> _The problem_: A faithful transcription of all the data is required.

> _Task input_:

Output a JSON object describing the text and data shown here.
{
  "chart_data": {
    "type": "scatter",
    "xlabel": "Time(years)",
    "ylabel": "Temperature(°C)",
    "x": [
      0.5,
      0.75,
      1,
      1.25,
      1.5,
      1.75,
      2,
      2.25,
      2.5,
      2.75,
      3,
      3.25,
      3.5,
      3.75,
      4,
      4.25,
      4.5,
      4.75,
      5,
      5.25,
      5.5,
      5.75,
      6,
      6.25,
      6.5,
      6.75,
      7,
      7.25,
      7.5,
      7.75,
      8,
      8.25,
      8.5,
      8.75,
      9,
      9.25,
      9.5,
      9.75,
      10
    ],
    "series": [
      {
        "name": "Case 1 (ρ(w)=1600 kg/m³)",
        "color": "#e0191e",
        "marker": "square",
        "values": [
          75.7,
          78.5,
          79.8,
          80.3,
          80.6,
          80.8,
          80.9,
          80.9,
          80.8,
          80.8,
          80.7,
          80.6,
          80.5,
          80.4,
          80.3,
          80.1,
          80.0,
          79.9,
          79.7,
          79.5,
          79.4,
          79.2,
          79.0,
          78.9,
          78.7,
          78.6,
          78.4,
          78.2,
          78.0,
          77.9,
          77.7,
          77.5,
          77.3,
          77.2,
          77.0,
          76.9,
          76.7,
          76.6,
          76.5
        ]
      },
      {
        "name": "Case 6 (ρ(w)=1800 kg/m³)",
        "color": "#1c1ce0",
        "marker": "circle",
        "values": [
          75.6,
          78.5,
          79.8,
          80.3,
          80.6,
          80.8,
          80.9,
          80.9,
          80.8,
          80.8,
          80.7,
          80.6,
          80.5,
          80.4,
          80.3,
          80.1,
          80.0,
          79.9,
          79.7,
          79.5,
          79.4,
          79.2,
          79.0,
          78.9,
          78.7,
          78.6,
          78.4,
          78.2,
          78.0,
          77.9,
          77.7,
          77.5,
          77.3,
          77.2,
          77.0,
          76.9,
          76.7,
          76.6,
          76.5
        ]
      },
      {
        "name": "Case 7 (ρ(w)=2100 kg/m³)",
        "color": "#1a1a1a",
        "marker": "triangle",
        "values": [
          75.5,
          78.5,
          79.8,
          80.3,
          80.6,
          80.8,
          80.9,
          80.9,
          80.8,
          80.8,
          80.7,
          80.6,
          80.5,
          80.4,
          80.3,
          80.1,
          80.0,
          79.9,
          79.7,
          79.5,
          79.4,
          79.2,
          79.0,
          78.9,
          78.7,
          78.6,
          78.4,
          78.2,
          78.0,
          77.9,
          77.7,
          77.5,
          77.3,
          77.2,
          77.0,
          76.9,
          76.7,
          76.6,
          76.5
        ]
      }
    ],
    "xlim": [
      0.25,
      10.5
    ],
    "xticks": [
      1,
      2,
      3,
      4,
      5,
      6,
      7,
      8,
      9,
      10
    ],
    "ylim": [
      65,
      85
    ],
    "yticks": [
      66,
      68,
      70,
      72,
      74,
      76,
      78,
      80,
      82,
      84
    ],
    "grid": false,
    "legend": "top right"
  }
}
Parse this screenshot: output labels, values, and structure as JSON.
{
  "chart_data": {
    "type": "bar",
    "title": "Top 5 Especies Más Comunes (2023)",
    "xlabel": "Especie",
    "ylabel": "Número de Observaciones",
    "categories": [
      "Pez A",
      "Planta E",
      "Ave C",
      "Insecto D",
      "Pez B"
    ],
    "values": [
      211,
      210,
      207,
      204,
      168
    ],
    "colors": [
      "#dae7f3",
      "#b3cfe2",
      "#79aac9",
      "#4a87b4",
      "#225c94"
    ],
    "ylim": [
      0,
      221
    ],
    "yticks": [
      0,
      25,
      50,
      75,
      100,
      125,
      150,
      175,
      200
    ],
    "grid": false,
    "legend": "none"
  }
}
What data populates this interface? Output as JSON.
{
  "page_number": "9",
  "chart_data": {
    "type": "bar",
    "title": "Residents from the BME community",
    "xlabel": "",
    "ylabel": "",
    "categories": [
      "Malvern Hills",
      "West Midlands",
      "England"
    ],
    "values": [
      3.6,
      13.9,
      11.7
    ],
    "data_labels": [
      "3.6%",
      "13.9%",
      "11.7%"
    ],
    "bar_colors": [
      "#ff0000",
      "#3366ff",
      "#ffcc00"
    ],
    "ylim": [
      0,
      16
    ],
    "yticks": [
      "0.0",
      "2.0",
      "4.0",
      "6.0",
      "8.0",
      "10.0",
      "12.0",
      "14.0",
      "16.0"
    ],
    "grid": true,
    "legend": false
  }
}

> _Exercise response_:
Output a JSON object describing the text and data shown here.
{
  "chart_data": {
    "type": "scatter",
    "xlabel": "Time(years)",
    "ylabel": "Temperature(°C)",
    "x": [
      0.5,
      0.75,
      1,
      1.25,
      1.5,
      1.75,
      2,
      2.25,
      2.5,
      2.75,
      3,
      3.25,
      3.5,
      3.75,
      4,
      4.25,
      4.5,
      4.75,
      5,
      5.25,
      5.5,
      5.75,
      6,
      6.25,
      6.5,
      6.75,
      7,
      7.25,
      7.5,
      7.75,
      8,
      8.25,
      8.5,
      8.75,
      9,
      9.25,
      9.5,
      9.75,
      10
    ],
    "series": [
      {
        "name": "Case 1 (ρ(w)=1600 kg/m³)",
        "color": "#e0191e",
        "marker": "square",
        "values": [
          75.7,
          78.5,
          79.8,
          80.3,
          80.6,
          80.8,
          80.9,
          80.9,
          80.8,
          80.8,
          80.7,
          80.6,
          80.5,
          80.4,
          80.3,
          80.1,
          80.0,
          79.9,
          79.7,
          79.5,
          79.4,
          79.2,
          79.0,
          78.9,
          78.7,
          78.6,
          78.4,
          78.2,
          78.0,
          77.9,
          77.7,
          77.5,
          77.3,
          77.2,
          77.0,
          76.9,
          76.7,
          76.6,
          76.5
        ]
      },
      {
        "name": "Case 6 (ρ(w)=1800 kg/m³)",
        "color": "#1c1ce0",
        "marker": "circle",
        "values": [
          75.6,
          78.5,
          79.8,
          80.3,
          80.6,
          80.8,
          80.9,
          80.9,
          80.8,
          80.8,
          80.7,
          80.6,
          80.5,
          80.4,
          80.3,
          80.1,
          80.0,
          79.9,
          79.7,
          79.5,
          79.4,
          79.2,
          79.0,
          78.9,
          78.7,
          78.6,
          78.4,
          78.2,
          78.0,
          77.9,
          77.7,
          77.5,
          77.3,
          77.2,
          77.0,
          76.9,
          76.7,
          76.6,
          76.5
        ]
      },
      {
        "name": "Case 7 (ρ(w)=2100 kg/m³)",
        "color": "#1a1a1a",
        "marker": "triangle",
        "values": [
          75.5,
          78.5,
          79.8,
          80.3,
          80.6,
          80.8,
          80.9,
          80.9,
          80.8,
          80.8,
          80.7,
          80.6,
          80.5,
          80.4,
          80.3,
          80.1,
          80.0,
          79.9,
          79.7,
          79.5,
          79.4,
          79.2,
          79.0,
          78.9,
          78.7,
          78.6,
          78.4,
          78.2,
          78.0,
          77.9,
          77.7,
          77.5,
          77.3,
          77.2,
          77.0,
          76.9,
          76.7,
          76.6,
          76.5
        ]
      }
    ],
    "xlim": [
      0.25,
      10.5
    ],
    "xticks": [
      1,
      2,
      3,
      4,
      5,
      6,
      7,
      8,
      9,
      10
    ],
    "ylim": [
      65,
      85
    ],
    "yticks": [
      66,
      68,
      70,
      72,
      74,
      76,
      78,
      80,
      82,
      84
    ],
    "grid": false,
    "legend": "top right"
  }
}
Parse this screenshot: output labels, values, and structure as JSON.
{
  "chart_data": {
    "type": "bar",
    "title": "Top 5 Especies Más Comunes (2023)",
    "xlabel": "Especie",
    "ylabel": "Número de Observaciones",
    "categories": [
      "Pez A",
      "Planta E",
      "Ave C",
      "Insecto D",
      "Pez B"
    ],
    "values": [
      211,
      210,
      207,
      204,
      168
    ],
    "colors": [
      "#dae7f3",
      "#b3cfe2",
      "#79aac9",
      "#4a87b4",
      "#225c94"
    ],
    "ylim": [
      0,
      221
    ],
    "yticks": [
      0,
      25,
      50,
      75,
      100,
      125,
      150,
      175,
      200
    ],
    "grid": false,
    "legend": "none"
  }
}
What data populates this interface? Output as JSON.
{
  "page_number": "9",
  "chart_data": {
    "type": "bar",
    "title": "Residents from the BME community",
    "xlabel": "",
    "ylabel": "",
    "categories": [
      "Malvern Hills",
      "West Midlands",
      "England"
    ],
    "values": [
      3.6,
      13.9,
      11.7
    ],
    "data_labels": [
      "3.6%",
      "13.9%",
      "11.7%"
    ],
    "bar_colors": [
      "#ff0000",
      "#3366ff",
      "#ffcc00"
    ],
    "ylim": [
      0,
      16
    ],
    "yticks": [
      "0.0",
      "2.0",
      "4.0",
      "6.0",
      "8.0",
      "10.0",
      "12.0",
      "14.0",
      "16.0"
    ],
    "grid": true,
    "legend": false
  }
}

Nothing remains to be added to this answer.